(Entries with figure data)
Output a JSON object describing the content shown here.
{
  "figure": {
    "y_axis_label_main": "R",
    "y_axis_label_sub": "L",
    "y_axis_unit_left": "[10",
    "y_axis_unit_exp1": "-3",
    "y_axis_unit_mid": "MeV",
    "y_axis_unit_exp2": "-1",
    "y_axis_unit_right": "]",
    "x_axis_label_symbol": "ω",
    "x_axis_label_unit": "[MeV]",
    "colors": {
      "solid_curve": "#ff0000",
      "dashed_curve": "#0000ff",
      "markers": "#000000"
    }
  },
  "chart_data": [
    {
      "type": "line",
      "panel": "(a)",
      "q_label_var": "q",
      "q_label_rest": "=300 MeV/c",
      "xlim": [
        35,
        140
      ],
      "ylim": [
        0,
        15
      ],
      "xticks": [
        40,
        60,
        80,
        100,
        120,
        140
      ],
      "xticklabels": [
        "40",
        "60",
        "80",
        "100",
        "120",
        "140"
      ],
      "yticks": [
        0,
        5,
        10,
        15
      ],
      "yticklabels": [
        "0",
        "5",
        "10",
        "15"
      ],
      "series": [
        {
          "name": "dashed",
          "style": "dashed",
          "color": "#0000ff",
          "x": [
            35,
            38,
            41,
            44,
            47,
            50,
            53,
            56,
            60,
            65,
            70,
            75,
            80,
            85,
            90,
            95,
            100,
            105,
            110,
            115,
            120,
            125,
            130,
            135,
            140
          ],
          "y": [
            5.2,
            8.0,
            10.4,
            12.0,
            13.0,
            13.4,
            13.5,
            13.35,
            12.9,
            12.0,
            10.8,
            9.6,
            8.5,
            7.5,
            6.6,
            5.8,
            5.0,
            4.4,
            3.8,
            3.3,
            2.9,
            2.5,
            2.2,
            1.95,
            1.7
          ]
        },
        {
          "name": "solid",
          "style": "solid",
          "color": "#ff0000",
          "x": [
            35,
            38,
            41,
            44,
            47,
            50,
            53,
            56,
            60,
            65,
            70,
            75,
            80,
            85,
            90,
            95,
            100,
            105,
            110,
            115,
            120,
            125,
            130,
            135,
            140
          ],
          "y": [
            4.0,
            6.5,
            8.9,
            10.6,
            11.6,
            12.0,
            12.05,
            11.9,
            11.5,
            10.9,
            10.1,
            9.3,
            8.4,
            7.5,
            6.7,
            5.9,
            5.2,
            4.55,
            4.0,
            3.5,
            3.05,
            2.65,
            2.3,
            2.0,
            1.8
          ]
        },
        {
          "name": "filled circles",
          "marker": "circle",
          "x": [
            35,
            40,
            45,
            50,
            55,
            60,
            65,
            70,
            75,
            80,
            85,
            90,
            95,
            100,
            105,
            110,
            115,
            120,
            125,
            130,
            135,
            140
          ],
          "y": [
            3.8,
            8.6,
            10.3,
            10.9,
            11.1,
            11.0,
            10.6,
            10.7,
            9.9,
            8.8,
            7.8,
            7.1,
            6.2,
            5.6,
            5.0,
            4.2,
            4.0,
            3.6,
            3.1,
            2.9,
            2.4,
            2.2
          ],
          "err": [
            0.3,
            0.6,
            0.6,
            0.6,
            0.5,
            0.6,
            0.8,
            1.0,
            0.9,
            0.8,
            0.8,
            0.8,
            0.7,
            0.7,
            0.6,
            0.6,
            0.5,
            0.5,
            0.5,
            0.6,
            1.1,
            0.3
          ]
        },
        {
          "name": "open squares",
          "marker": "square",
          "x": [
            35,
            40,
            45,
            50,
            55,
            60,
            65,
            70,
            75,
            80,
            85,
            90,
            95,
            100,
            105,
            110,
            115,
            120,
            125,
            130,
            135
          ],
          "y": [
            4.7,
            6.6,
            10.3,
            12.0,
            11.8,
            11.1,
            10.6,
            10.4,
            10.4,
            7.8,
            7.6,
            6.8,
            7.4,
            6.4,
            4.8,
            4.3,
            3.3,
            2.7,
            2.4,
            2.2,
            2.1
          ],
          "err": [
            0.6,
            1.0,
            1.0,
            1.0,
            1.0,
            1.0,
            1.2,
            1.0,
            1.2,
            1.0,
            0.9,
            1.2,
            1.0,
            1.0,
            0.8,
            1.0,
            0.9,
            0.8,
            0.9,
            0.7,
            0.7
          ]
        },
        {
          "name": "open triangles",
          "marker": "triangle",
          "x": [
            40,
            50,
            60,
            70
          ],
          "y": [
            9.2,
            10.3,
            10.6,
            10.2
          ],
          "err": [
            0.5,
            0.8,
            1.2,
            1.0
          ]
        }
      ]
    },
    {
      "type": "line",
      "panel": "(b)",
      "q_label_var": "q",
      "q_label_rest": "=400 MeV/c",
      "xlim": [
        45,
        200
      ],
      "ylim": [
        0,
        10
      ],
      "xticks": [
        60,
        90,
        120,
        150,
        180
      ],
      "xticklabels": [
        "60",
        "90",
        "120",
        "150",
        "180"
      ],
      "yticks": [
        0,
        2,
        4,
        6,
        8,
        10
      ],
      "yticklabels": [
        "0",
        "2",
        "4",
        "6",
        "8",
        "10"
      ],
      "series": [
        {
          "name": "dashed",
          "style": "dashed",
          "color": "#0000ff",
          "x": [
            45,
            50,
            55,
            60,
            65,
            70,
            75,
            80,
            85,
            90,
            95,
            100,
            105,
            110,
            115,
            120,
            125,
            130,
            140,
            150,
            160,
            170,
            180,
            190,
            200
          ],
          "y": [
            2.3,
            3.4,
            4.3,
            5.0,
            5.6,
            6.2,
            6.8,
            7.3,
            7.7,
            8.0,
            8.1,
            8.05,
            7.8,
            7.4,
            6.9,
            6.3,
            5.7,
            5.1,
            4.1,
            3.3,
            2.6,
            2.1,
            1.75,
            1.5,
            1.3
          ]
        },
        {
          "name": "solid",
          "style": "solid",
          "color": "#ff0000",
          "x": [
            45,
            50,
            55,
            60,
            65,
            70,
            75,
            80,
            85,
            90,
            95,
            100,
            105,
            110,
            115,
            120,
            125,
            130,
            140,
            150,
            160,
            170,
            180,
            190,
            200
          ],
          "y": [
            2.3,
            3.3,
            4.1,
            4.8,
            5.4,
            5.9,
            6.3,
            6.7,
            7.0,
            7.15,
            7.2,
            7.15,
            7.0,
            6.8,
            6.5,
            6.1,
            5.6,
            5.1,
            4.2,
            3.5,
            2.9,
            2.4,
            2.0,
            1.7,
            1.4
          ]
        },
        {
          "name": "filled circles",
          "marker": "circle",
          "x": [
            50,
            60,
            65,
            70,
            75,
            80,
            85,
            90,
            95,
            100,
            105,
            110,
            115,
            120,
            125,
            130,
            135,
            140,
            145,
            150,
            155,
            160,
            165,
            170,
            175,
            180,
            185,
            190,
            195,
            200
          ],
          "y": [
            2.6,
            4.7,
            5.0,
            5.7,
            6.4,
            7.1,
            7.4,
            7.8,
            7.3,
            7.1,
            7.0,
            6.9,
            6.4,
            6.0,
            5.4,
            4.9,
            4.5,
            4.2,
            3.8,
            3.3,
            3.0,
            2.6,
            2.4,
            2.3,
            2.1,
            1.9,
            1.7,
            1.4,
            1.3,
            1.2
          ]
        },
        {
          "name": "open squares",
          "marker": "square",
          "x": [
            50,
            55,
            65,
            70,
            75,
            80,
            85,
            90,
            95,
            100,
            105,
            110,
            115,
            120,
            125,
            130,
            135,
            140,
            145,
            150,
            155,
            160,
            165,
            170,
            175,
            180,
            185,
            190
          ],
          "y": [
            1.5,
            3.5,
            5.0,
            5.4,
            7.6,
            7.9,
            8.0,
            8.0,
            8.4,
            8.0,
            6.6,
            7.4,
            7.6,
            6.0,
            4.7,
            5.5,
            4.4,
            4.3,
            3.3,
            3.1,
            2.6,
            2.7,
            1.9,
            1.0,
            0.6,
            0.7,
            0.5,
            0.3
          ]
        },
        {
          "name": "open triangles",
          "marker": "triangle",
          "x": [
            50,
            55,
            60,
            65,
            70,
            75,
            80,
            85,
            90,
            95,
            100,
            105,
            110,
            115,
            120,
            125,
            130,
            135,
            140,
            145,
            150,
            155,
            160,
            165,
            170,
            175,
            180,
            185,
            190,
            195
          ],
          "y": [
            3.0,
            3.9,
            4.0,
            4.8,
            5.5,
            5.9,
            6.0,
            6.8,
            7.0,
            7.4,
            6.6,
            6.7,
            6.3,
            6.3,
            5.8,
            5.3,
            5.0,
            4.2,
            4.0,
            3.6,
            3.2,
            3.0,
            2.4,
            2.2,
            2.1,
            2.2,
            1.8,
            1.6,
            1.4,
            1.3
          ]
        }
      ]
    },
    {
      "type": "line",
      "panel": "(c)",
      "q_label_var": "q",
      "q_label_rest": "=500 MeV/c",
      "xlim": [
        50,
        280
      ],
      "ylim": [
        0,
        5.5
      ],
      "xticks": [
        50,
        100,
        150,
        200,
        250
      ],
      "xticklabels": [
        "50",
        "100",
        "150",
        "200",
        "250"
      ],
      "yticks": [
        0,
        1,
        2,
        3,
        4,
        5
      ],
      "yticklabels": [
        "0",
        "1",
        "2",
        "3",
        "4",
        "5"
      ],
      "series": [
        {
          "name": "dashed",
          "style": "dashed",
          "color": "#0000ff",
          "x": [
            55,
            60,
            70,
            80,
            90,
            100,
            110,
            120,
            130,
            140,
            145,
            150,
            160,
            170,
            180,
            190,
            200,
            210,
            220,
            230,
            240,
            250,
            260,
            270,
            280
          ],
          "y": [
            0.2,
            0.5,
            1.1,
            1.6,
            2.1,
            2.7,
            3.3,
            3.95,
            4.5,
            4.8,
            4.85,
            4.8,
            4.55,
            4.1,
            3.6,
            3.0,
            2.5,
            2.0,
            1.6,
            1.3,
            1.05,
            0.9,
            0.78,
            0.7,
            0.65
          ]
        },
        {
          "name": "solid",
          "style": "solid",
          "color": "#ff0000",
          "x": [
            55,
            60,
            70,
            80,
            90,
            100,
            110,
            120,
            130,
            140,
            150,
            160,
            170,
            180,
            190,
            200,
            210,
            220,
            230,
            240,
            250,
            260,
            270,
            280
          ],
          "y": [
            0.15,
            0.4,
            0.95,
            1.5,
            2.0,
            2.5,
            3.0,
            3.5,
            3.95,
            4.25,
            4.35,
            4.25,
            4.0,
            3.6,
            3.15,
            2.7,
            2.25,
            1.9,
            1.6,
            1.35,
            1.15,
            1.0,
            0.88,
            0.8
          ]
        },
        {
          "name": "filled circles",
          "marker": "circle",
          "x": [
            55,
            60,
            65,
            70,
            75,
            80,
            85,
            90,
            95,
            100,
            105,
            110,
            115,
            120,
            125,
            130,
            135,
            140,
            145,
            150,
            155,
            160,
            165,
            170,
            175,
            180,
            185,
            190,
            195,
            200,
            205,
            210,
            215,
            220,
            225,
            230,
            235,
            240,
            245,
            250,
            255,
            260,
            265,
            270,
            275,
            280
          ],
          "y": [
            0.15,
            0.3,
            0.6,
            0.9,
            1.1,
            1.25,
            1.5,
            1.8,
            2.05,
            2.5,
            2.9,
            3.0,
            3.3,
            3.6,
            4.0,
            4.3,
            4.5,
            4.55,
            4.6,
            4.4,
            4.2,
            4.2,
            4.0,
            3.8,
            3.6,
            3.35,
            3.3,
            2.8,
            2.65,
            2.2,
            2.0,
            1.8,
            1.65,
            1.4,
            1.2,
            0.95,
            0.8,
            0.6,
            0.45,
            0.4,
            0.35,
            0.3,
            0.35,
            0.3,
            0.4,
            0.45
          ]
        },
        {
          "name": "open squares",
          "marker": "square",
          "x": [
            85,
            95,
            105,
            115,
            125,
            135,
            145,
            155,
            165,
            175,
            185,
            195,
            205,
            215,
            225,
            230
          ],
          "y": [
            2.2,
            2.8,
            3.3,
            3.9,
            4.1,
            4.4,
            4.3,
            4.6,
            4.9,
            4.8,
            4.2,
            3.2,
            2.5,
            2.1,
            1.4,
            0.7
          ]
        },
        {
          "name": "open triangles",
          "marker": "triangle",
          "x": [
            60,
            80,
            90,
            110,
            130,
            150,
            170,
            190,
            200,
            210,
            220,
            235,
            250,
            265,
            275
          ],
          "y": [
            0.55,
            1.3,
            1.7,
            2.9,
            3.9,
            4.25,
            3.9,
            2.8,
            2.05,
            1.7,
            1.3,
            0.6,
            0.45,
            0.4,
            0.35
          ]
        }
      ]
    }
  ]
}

* * *

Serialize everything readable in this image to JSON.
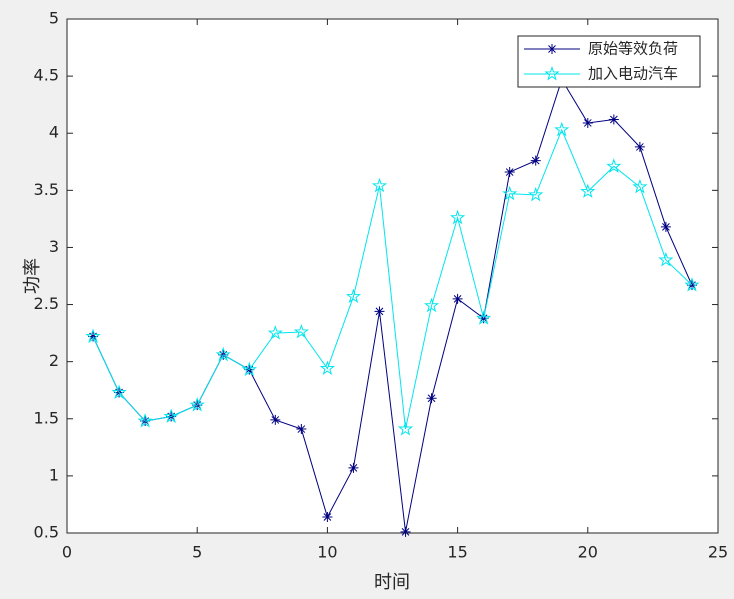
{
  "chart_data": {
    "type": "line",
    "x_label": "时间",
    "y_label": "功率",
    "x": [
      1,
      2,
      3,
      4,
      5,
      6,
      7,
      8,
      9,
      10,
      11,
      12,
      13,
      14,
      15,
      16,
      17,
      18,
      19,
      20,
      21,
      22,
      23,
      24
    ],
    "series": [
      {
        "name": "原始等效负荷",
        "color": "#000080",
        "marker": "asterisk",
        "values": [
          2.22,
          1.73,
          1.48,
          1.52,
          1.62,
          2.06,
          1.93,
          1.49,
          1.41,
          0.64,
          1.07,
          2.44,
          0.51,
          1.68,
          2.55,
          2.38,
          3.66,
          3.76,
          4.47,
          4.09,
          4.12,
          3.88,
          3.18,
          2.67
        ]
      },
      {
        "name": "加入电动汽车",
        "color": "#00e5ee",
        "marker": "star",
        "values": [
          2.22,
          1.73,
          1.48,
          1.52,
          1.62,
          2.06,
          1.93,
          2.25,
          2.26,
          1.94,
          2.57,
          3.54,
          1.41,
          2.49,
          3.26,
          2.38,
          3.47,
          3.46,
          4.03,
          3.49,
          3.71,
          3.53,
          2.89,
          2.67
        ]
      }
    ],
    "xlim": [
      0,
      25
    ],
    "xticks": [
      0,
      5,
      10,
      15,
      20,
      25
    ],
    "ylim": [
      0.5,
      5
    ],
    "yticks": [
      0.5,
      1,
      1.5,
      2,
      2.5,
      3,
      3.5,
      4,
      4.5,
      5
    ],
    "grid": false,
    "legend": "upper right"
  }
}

Task instructions
Exactly how many lines of the material contain the word "JSON"? Write the number alone.

Right answer
2